═════ Input records

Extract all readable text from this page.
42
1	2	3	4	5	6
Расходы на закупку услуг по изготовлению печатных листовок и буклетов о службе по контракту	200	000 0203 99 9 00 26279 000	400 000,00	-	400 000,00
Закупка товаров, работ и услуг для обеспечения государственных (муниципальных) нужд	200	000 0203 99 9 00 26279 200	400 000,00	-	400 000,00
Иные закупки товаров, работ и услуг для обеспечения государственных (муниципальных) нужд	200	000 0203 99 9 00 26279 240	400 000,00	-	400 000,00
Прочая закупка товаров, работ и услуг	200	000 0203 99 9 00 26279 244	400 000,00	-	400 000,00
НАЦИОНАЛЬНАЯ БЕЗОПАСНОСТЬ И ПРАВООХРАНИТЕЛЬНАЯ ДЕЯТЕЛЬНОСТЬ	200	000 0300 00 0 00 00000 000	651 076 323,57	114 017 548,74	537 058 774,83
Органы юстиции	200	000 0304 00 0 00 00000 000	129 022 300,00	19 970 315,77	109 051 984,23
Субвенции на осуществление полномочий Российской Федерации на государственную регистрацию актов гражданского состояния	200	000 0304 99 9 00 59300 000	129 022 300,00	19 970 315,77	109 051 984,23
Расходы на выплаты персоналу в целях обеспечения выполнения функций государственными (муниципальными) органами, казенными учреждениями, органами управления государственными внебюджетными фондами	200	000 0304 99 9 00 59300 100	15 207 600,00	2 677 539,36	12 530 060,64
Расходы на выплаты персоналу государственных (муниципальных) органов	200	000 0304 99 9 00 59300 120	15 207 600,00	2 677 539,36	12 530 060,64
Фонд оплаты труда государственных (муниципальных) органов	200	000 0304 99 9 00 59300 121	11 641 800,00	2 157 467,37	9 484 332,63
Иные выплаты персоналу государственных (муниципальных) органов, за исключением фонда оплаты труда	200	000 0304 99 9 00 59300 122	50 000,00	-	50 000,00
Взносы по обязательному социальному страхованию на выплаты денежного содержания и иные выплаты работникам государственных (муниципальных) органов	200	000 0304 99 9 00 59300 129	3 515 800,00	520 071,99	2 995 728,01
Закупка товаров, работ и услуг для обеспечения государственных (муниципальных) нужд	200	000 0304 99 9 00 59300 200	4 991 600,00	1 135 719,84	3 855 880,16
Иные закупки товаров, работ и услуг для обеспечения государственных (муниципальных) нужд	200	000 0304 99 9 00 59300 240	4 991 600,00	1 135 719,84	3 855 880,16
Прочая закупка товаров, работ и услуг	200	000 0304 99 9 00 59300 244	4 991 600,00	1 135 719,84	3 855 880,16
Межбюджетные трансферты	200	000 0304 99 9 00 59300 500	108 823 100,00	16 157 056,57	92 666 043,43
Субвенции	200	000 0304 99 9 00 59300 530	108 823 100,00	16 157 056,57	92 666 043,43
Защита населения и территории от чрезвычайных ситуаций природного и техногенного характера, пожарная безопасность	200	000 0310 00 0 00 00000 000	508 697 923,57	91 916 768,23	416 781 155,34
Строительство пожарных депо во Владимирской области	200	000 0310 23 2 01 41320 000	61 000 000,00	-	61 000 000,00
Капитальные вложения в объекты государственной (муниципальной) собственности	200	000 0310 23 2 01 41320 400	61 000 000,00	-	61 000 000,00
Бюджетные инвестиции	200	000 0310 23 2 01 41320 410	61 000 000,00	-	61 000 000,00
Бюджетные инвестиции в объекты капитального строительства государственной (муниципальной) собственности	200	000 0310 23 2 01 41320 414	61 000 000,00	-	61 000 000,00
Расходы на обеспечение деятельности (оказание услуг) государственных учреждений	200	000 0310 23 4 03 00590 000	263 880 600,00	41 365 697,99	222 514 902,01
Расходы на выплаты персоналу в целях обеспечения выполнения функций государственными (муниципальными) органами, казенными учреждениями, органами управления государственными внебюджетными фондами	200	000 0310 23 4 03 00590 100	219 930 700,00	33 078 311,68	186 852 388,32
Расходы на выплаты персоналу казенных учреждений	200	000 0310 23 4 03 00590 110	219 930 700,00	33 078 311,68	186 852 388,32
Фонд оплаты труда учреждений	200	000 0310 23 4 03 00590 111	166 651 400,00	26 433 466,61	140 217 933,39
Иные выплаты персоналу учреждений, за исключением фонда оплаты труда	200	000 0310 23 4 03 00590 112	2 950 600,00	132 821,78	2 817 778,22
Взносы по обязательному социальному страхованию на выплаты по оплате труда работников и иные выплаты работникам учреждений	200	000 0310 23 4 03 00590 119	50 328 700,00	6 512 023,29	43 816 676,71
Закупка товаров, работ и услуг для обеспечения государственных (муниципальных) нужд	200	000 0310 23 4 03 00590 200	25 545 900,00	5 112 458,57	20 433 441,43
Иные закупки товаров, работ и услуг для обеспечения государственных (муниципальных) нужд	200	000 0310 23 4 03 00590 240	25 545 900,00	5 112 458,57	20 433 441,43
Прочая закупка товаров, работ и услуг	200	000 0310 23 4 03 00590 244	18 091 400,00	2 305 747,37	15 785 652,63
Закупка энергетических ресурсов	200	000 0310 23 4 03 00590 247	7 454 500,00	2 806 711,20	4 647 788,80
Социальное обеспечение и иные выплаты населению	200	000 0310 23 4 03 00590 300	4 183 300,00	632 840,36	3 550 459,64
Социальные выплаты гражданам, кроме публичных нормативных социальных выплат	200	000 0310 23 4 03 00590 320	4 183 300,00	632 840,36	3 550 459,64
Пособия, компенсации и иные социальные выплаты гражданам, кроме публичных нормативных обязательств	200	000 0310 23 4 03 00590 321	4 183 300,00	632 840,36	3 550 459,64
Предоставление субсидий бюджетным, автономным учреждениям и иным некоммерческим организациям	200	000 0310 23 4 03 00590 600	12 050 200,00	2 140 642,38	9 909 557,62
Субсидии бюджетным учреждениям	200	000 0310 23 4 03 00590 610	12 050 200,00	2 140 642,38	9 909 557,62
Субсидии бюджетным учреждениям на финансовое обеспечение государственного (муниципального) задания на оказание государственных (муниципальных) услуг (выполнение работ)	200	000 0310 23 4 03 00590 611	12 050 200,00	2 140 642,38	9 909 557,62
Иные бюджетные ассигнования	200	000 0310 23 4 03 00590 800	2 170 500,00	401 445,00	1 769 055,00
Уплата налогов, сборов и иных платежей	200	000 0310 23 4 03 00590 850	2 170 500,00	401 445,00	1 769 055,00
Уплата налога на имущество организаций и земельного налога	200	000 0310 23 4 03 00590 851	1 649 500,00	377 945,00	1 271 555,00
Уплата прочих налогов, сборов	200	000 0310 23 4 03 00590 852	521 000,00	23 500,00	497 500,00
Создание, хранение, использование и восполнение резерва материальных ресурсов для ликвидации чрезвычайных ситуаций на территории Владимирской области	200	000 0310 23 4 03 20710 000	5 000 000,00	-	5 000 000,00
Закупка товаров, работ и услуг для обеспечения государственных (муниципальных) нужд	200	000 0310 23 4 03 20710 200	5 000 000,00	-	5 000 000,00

══════════

Short exercise: Above are the records. Identify each line that contains the word "персоналу".

Answer:
Расходы на выплаты персоналу в целях обеспечения выполнения функций государственными (муниципальными) органами, казенными учреждениями, органами управления государственными внебюджетными фондами	200	000 0304 99 9 00 59300 100	15 207 600,00	2 677 539,36	12 530 060,64
Расходы на выплаты персоналу государственных (муниципальных) органов	200	000 0304 99 9 00 59300 120	15 207 600,00	2 677 539,36	12 530 060,64
Иные выплаты персоналу государственных (муниципальных) органов, за исключением фонда оплаты труда	200	000 0304 99 9 00 59300 122	50 000,00	-	50 000,00
Расходы на выплаты персоналу в целях обеспечения выполнения функций государственными (муниципальными) органами, казенными учреждениями, органами управления государственными внебюджетными фондами	200	000 0310 23 4 03 00590 100	219 930 700,00	33 078 311,68	186 852 388,32
Расходы на выплаты персоналу казенных учреждений	200	000 0310 23 4 03 00590 110	219 930 700,00	33 078 311,68	186 852 388,32
Иные выплаты персоналу учреждений, за исключением фонда оплаты труда	200	000 0310 23 4 03 00590 112	2 950 600,00	132 821,78	2 817 778,22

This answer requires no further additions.